▸ **Task prompt**
The entries need to be copied exactly.

▸ **Dataset records**
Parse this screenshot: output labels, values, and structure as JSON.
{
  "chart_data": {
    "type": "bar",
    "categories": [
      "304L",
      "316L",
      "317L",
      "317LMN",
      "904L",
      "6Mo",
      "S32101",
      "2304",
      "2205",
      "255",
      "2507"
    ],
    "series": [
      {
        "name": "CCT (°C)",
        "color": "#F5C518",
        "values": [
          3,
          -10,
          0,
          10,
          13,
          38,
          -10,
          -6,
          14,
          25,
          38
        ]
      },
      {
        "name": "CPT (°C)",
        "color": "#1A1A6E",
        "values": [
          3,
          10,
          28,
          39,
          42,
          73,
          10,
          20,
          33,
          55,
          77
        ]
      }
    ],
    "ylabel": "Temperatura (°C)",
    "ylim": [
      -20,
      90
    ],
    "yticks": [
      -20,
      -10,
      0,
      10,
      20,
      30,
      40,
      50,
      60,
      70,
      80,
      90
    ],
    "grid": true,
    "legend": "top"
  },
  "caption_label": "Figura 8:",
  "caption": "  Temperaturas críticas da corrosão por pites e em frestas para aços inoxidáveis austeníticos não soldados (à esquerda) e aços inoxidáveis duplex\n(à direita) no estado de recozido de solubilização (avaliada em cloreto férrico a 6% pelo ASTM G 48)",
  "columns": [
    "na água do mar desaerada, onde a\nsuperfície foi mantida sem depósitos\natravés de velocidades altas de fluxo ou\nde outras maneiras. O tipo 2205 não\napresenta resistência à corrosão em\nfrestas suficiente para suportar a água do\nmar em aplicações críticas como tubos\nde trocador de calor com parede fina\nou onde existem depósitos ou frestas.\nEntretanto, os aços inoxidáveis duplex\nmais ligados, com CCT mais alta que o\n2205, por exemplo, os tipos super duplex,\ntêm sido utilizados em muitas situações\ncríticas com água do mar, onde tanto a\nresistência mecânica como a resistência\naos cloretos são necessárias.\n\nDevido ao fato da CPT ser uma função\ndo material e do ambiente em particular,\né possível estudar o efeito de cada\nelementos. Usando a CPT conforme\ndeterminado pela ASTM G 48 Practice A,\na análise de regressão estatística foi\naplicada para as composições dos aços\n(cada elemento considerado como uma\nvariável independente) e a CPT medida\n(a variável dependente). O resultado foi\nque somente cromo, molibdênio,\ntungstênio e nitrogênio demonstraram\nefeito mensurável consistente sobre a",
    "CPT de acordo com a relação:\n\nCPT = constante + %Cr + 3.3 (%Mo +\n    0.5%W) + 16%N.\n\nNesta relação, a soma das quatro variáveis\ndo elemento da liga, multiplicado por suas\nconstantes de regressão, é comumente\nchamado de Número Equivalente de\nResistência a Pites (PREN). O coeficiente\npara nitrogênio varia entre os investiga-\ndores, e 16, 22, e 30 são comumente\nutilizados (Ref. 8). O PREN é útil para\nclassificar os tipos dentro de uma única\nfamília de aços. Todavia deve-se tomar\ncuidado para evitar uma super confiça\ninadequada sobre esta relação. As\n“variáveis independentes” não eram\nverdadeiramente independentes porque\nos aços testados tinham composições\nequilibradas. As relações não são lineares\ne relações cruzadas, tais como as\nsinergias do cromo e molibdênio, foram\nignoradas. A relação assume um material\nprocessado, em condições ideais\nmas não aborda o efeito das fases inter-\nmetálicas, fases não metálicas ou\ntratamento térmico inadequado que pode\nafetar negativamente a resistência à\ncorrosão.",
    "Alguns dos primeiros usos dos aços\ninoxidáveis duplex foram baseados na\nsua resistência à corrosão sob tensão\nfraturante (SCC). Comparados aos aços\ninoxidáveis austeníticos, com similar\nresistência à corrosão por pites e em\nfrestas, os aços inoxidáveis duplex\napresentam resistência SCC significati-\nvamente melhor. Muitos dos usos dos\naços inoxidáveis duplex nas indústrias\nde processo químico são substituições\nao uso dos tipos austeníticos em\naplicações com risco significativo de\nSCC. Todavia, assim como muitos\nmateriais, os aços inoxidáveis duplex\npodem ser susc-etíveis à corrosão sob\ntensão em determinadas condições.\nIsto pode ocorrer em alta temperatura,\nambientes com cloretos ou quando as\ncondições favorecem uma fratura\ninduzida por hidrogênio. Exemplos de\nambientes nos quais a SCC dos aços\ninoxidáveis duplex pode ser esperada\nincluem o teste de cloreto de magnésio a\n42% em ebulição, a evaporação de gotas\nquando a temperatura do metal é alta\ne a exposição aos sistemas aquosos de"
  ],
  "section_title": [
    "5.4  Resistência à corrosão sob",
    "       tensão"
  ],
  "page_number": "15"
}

▸ **Response to the task**
Parse this screenshot: output labels, values, and structure as JSON.
{
  "chart_data": {
    "type": "bar",
    "categories": [
      "304L",
      "316L",
      "317L",
      "317LMN",
      "904L",
      "6Mo",
      "S32101",
      "2304",
      "2205",
      "255",
      "2507"
    ],
    "series": [
      {
        "name": "CCT (°C)",
        "color": "#F5C518",
        "values": [
          3,
          -10,
          0,
          10,
          13,
          38,
          -10,
          -6,
          14,
          25,
          38
        ]
      },
      {
        "name": "CPT (°C)",
        "color": "#1A1A6E",
        "values": [
          3,
          10,
          28,
          39,
          42,
          73,
          10,
          20,
          33,
          55,
          77
        ]
      }
    ],
    "ylabel": "Temperatura (°C)",
    "ylim": [
      -20,
      90
    ],
    "yticks": [
      -20,
      -10,
      0,
      10,
      20,
      30,
      40,
      50,
      60,
      70,
      80,
      90
    ],
    "grid": true,
    "legend": "top"
  },
  "caption_label": "Figura 8:",
  "caption": "  Temperaturas críticas da corrosão por pites e em frestas para aços inoxidáveis austeníticos não soldados (à esquerda) e aços inoxidáveis duplex\n(à direita) no estado de recozido de solubilização (avaliada em cloreto férrico a 6% pelo ASTM G 48)",
  "columns": [
    "na água do mar desaerada, onde a\nsuperfície foi mantida sem depósitos\natravés de velocidades altas de fluxo ou\nde outras maneiras. O tipo 2205 não\napresenta resistência à corrosão em\nfrestas suficiente para suportar a água do\nmar em aplicações críticas como tubos\nde trocador de calor com parede fina\nou onde existem depósitos ou frestas.\nEntretanto, os aços inoxidáveis duplex\nmais ligados, com CCT mais alta que o\n2205, por exemplo, os tipos super duplex,\ntêm sido utilizados em muitas situações\ncríticas com água do mar, onde tanto a\nresistência mecânica como a resistência\naos cloretos são necessárias.\n\nDevido ao fato da CPT ser uma função\ndo material e do ambiente em particular,\né possível estudar o efeito de cada\nelementos. Usando a CPT conforme\ndeterminado pela ASTM G 48 Practice A,\na análise de regressão estatística foi\naplicada para as composições dos aços\n(cada elemento considerado como uma\nvariável independente) e a CPT medida\n(a variável dependente). O resultado foi\nque somente cromo, molibdênio,\ntungstênio e nitrogênio demonstraram\nefeito mensurável consistente sobre a",
    "CPT de acordo com a relação:\n\nCPT = constante + %Cr + 3.3 (%Mo +\n    0.5%W) + 16%N.\n\nNesta relação, a soma das quatro variáveis\ndo elemento da liga, multiplicado por suas\nconstantes de regressão, é comumente\nchamado de Número Equivalente de\nResistência a Pites (PREN). O coeficiente\npara nitrogênio varia entre os investiga-\ndores, e 16, 22, e 30 são comumente\nutilizados (Ref. 8). O PREN é útil para\nclassificar os tipos dentro de uma única\nfamília de aços. Todavia deve-se tomar\ncuidado para evitar uma super confiça\ninadequada sobre esta relação. As\n“variáveis independentes” não eram\nverdadeiramente independentes porque\nos aços testados tinham composições\nequilibradas. As relações não são lineares\ne relações cruzadas, tais como as\nsinergias do cromo e molibdênio, foram\nignoradas. A relação assume um material\nprocessado, em condições ideais\nmas não aborda o efeito das fases inter-\nmetálicas, fases não metálicas ou\ntratamento térmico inadequado que pode\nafetar negativamente a resistência à\ncorrosão.",
    "Alguns dos primeiros usos dos aços\ninoxidáveis duplex foram baseados na\nsua resistência à corrosão sob tensão\nfraturante (SCC). Comparados aos aços\ninoxidáveis austeníticos, com similar\nresistência à corrosão por pites e em\nfrestas, os aços inoxidáveis duplex\napresentam resistência SCC significati-\nvamente melhor. Muitos dos usos dos\naços inoxidáveis duplex nas indústrias\nde processo químico são substituições\nao uso dos tipos austeníticos em\naplicações com risco significativo de\nSCC. Todavia, assim como muitos\nmateriais, os aços inoxidáveis duplex\npodem ser susc-etíveis à corrosão sob\ntensão em determinadas condições.\nIsto pode ocorrer em alta temperatura,\nambientes com cloretos ou quando as\ncondições favorecem uma fratura\ninduzida por hidrogênio. Exemplos de\nambientes nos quais a SCC dos aços\ninoxidáveis duplex pode ser esperada\nincluem o teste de cloreto de magnésio a\n42% em ebulição, a evaporação de gotas\nquando a temperatura do metal é alta\ne a exposição aos sistemas aquosos de"
  ],
  "section_title": [
    "5.4  Resistência à corrosão sob",
    "       tensão"
  ],
  "page_number": "15"
}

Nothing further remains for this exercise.